* **Stated exercise**: Wherever the word "tasks" shows up in a line, please copy that line.

* **Items**:
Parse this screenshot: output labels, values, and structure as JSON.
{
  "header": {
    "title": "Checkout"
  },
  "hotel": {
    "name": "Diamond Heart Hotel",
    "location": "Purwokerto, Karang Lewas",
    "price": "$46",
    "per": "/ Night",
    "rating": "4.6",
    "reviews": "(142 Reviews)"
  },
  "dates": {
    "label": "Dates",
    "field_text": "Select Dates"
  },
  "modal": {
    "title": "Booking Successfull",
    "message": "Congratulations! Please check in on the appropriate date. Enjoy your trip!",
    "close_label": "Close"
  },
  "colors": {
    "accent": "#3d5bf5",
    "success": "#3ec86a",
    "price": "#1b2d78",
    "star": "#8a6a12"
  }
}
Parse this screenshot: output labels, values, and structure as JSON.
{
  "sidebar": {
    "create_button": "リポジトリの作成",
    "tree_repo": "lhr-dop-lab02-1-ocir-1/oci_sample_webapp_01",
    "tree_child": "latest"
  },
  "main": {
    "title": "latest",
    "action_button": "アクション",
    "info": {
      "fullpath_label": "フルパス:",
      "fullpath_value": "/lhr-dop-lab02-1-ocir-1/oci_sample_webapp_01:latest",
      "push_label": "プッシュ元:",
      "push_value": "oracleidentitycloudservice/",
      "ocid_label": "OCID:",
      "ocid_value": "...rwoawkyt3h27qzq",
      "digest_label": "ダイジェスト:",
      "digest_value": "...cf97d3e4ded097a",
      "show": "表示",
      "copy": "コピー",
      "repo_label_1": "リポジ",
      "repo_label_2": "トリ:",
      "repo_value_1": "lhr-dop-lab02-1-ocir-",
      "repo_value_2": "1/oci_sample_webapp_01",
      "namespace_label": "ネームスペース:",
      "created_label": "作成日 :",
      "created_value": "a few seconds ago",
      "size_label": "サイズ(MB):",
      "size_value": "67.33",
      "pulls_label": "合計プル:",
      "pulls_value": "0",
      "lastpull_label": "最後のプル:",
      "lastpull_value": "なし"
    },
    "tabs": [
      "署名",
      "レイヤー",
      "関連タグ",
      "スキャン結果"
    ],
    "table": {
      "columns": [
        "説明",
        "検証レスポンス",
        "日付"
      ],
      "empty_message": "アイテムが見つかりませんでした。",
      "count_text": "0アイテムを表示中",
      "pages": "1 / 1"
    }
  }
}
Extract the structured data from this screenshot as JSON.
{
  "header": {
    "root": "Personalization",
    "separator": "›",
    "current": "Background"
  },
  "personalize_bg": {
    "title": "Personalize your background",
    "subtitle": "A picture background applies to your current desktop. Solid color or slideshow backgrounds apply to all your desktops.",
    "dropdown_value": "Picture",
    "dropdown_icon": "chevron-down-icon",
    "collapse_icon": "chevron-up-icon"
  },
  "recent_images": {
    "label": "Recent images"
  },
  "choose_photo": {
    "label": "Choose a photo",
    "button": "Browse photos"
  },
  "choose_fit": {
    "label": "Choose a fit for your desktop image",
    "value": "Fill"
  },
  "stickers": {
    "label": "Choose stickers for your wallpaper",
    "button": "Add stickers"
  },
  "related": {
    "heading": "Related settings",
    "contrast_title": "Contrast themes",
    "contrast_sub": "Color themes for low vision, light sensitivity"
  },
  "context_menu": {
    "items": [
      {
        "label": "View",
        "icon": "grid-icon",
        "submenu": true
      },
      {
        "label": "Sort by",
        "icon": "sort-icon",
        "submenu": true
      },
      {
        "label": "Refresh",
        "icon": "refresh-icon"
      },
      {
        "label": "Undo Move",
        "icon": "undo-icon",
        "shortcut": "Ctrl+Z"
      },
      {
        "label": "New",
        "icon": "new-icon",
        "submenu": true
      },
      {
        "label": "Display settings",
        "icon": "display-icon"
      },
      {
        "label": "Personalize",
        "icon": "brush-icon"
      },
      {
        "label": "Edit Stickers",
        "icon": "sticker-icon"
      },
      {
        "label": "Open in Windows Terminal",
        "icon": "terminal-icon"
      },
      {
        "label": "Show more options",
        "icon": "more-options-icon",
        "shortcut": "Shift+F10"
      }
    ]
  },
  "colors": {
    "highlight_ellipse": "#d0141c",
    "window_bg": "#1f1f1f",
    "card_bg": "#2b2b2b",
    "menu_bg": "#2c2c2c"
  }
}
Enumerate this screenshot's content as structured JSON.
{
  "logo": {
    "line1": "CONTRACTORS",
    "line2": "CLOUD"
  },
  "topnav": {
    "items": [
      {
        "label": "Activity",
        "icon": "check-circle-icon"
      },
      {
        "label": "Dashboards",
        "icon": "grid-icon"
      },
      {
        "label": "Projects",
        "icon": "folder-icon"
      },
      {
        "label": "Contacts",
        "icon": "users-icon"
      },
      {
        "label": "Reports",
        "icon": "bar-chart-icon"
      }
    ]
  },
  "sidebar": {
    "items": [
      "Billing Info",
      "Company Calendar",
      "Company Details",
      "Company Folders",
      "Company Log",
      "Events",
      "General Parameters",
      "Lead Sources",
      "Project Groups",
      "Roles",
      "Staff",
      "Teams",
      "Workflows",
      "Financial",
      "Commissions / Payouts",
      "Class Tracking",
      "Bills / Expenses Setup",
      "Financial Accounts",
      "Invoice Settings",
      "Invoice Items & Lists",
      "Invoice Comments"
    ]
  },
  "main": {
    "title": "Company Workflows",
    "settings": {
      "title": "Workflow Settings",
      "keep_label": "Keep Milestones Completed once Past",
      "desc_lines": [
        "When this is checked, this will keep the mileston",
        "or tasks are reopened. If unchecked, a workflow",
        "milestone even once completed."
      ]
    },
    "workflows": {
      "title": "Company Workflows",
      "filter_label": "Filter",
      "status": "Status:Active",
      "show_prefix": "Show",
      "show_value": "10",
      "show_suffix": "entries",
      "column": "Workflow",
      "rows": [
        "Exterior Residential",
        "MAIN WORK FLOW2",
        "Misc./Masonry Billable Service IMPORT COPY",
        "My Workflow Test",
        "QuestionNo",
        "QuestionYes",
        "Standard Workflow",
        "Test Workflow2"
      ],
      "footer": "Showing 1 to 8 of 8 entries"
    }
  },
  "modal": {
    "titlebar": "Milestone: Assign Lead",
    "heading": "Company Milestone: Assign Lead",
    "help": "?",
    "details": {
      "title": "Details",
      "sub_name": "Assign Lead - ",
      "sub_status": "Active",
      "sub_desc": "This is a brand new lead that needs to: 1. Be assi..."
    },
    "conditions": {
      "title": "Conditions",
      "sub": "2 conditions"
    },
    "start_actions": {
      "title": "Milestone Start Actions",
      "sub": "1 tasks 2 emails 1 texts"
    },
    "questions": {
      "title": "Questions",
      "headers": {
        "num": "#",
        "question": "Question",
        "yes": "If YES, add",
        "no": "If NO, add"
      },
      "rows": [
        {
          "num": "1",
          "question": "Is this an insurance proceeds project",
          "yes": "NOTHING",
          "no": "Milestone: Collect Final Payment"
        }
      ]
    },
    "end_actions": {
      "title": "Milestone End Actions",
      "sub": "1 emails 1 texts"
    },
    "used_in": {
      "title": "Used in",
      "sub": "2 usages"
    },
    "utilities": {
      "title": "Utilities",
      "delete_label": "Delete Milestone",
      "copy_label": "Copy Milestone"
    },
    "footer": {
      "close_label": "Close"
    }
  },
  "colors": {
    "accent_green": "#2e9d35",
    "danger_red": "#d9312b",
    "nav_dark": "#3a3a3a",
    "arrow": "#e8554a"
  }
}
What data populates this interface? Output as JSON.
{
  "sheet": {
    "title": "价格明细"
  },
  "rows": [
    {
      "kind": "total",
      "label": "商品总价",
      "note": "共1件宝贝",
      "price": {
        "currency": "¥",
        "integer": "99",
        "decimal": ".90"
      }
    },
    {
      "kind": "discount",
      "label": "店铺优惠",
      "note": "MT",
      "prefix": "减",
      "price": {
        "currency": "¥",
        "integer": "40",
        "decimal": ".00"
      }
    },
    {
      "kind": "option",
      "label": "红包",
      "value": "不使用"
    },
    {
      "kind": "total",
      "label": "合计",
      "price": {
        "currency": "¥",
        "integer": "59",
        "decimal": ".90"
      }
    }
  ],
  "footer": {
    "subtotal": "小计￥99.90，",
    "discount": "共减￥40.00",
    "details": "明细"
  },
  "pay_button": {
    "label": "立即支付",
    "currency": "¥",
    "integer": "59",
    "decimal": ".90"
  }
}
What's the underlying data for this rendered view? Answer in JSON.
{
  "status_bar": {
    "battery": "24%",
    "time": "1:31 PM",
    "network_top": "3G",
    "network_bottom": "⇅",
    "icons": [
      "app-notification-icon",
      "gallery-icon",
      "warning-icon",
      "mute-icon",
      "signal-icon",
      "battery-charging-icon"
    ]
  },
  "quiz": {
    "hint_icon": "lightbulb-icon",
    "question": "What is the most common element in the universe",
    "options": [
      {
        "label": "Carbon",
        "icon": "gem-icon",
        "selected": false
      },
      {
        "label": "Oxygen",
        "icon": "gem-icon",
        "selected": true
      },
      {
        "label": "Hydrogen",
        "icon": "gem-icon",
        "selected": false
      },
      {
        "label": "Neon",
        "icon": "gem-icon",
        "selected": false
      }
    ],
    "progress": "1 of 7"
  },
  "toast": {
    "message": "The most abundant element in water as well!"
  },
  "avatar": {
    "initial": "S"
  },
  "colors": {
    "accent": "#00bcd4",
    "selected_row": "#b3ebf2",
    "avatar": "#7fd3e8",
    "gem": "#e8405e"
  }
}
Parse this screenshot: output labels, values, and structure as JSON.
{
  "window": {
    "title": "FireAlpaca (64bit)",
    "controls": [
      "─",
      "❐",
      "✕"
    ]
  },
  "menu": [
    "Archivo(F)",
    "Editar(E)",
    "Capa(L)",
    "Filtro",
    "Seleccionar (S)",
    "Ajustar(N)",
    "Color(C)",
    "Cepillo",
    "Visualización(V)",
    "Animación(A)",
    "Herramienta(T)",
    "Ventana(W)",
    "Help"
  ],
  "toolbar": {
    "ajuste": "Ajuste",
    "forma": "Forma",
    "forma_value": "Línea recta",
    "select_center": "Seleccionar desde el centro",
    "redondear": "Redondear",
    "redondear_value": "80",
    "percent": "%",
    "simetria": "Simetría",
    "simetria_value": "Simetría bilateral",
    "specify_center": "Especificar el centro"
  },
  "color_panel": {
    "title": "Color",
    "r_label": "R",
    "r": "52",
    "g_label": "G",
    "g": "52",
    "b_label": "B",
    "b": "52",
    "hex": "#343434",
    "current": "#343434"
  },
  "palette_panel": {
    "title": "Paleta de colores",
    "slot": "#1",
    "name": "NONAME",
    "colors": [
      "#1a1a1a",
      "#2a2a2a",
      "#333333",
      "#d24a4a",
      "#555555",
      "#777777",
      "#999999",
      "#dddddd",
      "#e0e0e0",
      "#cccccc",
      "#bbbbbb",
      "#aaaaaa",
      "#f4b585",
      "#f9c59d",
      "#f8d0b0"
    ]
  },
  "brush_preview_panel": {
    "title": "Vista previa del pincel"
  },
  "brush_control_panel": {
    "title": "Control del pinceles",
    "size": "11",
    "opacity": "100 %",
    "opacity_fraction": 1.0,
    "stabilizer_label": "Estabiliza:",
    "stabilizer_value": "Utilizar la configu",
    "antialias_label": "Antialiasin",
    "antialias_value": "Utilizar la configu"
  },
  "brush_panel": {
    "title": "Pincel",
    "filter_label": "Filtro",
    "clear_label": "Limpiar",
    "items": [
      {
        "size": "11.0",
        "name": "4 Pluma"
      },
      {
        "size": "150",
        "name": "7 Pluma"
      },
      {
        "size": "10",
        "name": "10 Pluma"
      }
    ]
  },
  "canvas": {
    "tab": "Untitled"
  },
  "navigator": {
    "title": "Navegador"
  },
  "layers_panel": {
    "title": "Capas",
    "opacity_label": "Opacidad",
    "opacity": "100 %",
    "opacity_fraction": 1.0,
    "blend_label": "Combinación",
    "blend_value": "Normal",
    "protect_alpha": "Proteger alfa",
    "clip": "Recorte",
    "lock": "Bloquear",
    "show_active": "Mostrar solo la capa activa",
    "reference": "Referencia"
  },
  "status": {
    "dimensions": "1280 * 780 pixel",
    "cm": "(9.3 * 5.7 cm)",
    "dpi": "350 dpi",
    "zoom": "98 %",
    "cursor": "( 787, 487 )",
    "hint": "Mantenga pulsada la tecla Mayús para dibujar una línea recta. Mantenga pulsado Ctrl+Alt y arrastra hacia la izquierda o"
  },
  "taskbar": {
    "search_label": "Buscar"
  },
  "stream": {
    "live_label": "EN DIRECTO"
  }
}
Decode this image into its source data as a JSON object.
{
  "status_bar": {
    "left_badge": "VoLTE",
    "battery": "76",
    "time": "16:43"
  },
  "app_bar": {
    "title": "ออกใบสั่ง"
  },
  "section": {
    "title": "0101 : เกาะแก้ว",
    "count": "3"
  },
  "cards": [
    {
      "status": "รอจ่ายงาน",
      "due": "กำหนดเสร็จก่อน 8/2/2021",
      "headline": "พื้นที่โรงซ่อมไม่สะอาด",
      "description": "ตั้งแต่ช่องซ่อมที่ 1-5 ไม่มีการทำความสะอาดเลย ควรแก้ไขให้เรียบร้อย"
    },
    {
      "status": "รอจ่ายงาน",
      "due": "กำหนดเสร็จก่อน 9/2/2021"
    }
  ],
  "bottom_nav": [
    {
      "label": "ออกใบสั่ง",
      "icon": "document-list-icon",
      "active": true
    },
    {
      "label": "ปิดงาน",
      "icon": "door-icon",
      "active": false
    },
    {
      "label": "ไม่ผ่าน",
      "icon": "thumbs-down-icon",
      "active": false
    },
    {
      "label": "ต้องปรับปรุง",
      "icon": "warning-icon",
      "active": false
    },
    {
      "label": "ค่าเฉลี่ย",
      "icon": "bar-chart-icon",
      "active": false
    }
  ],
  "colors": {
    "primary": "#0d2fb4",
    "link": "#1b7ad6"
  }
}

* **Correct output**:
        "or tasks are reopened. If unchecked, a workflow",
      "sub": "1 tasks 2 emails 1 texts"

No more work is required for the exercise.